• _EXERCISE INSTRUCTIONS_:
Pull out every line of the listing below where "California" appears.

• _INFORMATION SUPPLIED_:
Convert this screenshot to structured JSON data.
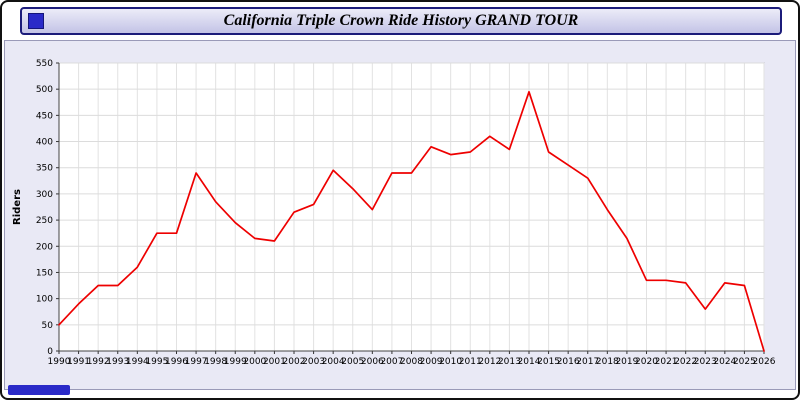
{
  "window": {
    "title": "California Triple Crown Ride History GRAND TOUR"
  },
  "colors": {
    "line": "#ee0000",
    "titlebar_border": "#1b1b7a",
    "page_background": "#e9e9f5",
    "plot_background": "#ffffff",
    "grid": "#dcdcdc",
    "chrome_blue": "#2a2ac8"
  },
  "chart_data": {
    "type": "line",
    "title": "California Triple Crown Ride History GRAND TOUR",
    "xlabel": "",
    "ylabel": "Riders",
    "ylim": [
      0,
      550
    ],
    "ytick_step": 50,
    "grid": true,
    "legend": "none",
    "line_color": "#ee0000",
    "x": [
      1990,
      1991,
      1992,
      1993,
      1994,
      1995,
      1996,
      1997,
      1998,
      1999,
      2000,
      2001,
      2002,
      2003,
      2004,
      2005,
      2006,
      2007,
      2008,
      2009,
      2010,
      2011,
      2012,
      2013,
      2014,
      2015,
      2016,
      2017,
      2018,
      2019,
      2020,
      2021,
      2022,
      2023,
      2024,
      2025,
      2026
    ],
    "values": [
      50,
      90,
      125,
      125,
      160,
      225,
      225,
      340,
      285,
      245,
      215,
      210,
      265,
      280,
      345,
      310,
      270,
      340,
      340,
      390,
      375,
      380,
      410,
      385,
      495,
      380,
      355,
      330,
      270,
      215,
      135,
      135,
      130,
      80,
      130,
      125,
      0
    ]
  }
}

• _RESULT BELOW_:
    "title": "California Triple Crown Ride History GRAND TOUR"
    "title": "California Triple Crown Ride History GRAND TOUR",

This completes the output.